● Goal:
Return a copy of every line in the records that includes the word "axis".

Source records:
>>>>>
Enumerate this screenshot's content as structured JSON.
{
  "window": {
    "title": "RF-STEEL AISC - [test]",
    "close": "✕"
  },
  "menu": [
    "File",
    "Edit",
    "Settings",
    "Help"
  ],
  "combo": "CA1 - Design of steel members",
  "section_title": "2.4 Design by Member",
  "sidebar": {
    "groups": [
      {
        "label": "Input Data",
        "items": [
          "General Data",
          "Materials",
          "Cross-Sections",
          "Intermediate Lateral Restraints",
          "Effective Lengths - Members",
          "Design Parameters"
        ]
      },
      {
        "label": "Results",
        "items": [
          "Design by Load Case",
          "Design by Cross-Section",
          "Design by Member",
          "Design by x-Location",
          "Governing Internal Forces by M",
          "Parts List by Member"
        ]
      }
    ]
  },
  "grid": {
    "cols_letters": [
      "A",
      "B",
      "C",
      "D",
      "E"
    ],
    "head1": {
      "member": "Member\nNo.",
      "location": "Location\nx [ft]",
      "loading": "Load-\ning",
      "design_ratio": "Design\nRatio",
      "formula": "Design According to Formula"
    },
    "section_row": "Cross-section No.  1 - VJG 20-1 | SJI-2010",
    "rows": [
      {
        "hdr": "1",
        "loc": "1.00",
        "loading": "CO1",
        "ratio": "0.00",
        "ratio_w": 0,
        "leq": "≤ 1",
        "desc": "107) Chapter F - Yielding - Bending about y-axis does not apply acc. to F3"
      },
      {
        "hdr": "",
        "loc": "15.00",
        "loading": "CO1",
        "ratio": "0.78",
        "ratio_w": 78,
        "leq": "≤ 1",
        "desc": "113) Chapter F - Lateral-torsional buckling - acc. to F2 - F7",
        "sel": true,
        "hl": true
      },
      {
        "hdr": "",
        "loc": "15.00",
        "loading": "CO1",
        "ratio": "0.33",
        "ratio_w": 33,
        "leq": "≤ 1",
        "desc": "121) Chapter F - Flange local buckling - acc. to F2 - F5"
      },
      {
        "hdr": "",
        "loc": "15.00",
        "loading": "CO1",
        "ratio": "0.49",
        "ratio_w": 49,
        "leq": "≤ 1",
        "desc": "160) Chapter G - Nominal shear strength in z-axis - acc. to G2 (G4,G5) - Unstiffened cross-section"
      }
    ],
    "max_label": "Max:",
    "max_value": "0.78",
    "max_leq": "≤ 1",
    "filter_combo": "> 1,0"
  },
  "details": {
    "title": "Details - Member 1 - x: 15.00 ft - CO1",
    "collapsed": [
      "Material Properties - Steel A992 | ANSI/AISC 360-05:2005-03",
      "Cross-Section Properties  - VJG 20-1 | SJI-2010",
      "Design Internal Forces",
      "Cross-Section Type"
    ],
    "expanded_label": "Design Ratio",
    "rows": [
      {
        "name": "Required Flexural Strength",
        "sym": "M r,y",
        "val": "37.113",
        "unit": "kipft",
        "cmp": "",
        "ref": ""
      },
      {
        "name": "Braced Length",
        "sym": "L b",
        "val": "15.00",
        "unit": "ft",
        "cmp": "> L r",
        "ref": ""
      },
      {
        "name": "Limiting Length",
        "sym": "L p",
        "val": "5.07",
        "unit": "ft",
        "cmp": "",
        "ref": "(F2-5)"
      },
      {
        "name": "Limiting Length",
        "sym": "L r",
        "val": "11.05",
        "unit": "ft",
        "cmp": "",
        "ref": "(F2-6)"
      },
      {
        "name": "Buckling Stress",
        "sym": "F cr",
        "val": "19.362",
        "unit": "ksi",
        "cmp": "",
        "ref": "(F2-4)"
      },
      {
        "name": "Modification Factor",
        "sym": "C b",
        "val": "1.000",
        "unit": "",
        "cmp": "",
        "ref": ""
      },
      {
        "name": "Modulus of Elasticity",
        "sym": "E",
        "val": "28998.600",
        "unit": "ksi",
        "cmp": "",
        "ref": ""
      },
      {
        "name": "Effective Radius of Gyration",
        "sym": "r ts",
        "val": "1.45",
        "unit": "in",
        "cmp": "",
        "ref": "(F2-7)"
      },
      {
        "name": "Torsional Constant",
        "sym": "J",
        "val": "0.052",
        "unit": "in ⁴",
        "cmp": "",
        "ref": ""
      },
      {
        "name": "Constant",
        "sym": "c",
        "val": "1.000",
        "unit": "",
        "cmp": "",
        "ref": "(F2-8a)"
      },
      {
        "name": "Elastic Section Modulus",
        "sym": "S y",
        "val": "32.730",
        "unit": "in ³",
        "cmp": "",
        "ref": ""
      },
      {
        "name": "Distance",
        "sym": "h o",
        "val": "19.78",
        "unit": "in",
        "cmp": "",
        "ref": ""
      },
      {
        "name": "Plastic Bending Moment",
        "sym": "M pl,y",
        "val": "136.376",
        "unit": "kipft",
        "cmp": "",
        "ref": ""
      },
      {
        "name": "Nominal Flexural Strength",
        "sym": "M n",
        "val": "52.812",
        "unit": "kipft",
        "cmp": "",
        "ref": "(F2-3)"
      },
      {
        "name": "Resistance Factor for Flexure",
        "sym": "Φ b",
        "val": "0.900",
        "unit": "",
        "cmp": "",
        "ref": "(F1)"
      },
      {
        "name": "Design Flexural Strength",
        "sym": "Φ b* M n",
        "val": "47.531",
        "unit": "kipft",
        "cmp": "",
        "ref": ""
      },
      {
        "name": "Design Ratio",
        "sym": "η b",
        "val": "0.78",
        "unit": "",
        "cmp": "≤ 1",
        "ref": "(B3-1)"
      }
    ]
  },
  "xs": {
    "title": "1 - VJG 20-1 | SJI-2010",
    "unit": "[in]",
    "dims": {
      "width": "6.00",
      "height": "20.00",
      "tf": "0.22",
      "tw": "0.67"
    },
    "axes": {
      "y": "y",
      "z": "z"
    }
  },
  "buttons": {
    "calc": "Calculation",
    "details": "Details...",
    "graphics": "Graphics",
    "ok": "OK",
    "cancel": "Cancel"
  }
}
<<<<<
>>>>>
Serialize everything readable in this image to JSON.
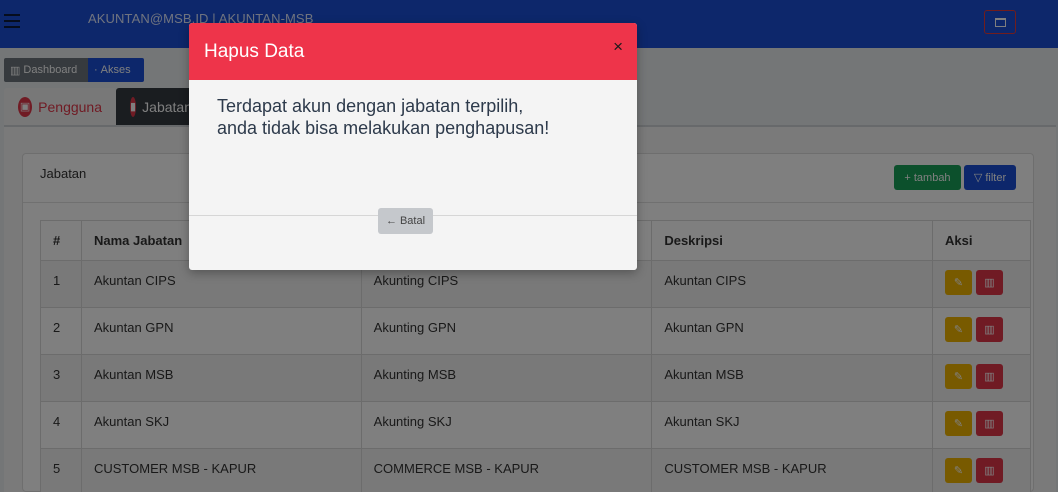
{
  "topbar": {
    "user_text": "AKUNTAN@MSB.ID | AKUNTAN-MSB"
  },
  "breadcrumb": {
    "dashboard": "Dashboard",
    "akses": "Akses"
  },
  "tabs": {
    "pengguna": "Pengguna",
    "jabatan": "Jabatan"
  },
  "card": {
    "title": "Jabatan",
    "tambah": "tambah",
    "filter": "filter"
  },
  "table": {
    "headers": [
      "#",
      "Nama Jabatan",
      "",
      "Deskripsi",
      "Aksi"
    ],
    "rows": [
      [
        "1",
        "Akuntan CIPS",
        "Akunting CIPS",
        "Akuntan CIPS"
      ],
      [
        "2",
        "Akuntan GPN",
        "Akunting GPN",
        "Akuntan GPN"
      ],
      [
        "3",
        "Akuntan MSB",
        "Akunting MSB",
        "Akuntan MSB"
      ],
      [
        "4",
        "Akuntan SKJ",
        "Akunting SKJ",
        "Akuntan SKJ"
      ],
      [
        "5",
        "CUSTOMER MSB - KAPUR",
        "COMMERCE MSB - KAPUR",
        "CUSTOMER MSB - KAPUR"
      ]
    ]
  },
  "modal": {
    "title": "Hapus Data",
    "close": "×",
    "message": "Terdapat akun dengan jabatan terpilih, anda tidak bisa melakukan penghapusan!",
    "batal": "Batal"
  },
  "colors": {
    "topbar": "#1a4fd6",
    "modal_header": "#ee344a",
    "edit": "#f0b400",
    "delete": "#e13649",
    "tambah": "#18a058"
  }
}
<<<<<
>>>>>
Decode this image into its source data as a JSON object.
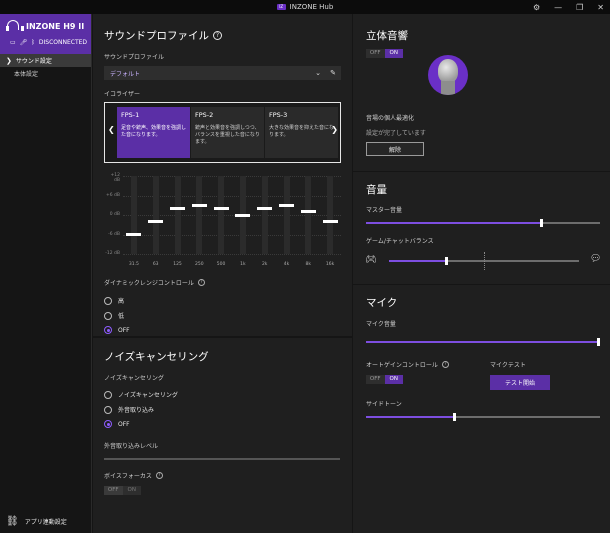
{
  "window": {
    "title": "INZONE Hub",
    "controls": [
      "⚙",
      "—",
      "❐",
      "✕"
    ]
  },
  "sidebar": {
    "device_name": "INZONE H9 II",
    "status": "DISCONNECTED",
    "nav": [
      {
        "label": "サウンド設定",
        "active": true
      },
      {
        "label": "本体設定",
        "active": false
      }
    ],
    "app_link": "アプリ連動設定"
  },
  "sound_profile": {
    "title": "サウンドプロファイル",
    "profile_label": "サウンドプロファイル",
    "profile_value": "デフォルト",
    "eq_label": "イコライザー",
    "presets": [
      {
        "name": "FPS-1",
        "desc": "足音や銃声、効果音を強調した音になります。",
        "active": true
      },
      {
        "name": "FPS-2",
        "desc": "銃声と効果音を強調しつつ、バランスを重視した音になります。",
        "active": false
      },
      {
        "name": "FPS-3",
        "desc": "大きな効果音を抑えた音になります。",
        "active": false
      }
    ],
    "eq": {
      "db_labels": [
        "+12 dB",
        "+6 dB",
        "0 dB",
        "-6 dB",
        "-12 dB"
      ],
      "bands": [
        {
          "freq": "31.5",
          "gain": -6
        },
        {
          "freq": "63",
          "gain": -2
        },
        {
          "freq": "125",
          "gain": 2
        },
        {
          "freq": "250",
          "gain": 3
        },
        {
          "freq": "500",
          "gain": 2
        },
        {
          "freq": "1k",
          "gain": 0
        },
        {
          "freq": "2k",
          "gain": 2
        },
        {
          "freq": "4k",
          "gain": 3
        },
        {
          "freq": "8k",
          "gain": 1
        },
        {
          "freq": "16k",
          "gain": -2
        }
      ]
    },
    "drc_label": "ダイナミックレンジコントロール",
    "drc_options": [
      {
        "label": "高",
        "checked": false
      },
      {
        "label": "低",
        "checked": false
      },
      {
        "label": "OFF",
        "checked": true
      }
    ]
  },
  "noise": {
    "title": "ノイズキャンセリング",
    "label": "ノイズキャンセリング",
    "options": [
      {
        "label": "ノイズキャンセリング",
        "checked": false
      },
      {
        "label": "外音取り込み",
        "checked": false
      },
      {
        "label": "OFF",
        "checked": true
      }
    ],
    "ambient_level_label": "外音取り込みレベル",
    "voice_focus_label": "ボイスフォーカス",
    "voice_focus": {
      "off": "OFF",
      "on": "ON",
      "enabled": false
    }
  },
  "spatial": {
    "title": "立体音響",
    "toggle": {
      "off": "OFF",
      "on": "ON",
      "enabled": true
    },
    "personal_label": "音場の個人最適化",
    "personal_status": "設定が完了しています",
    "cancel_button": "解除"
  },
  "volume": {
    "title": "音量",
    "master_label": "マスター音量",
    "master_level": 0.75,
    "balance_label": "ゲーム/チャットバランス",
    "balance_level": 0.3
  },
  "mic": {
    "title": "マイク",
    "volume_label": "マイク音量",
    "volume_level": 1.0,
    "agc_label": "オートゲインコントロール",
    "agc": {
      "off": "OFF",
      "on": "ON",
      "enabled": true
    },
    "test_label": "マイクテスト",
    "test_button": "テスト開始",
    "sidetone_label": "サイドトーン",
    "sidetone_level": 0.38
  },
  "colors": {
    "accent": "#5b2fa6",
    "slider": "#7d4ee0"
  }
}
<<<<<
● Result for this task:
        "desc": "107) Chapter F - Yielding - Bending about y-axis does not apply acc. to F3"
        "desc": "160) Chapter G - Nominal shear strength in z-axis - acc. to G2 (G4,G5) - Unstiffened cross-section"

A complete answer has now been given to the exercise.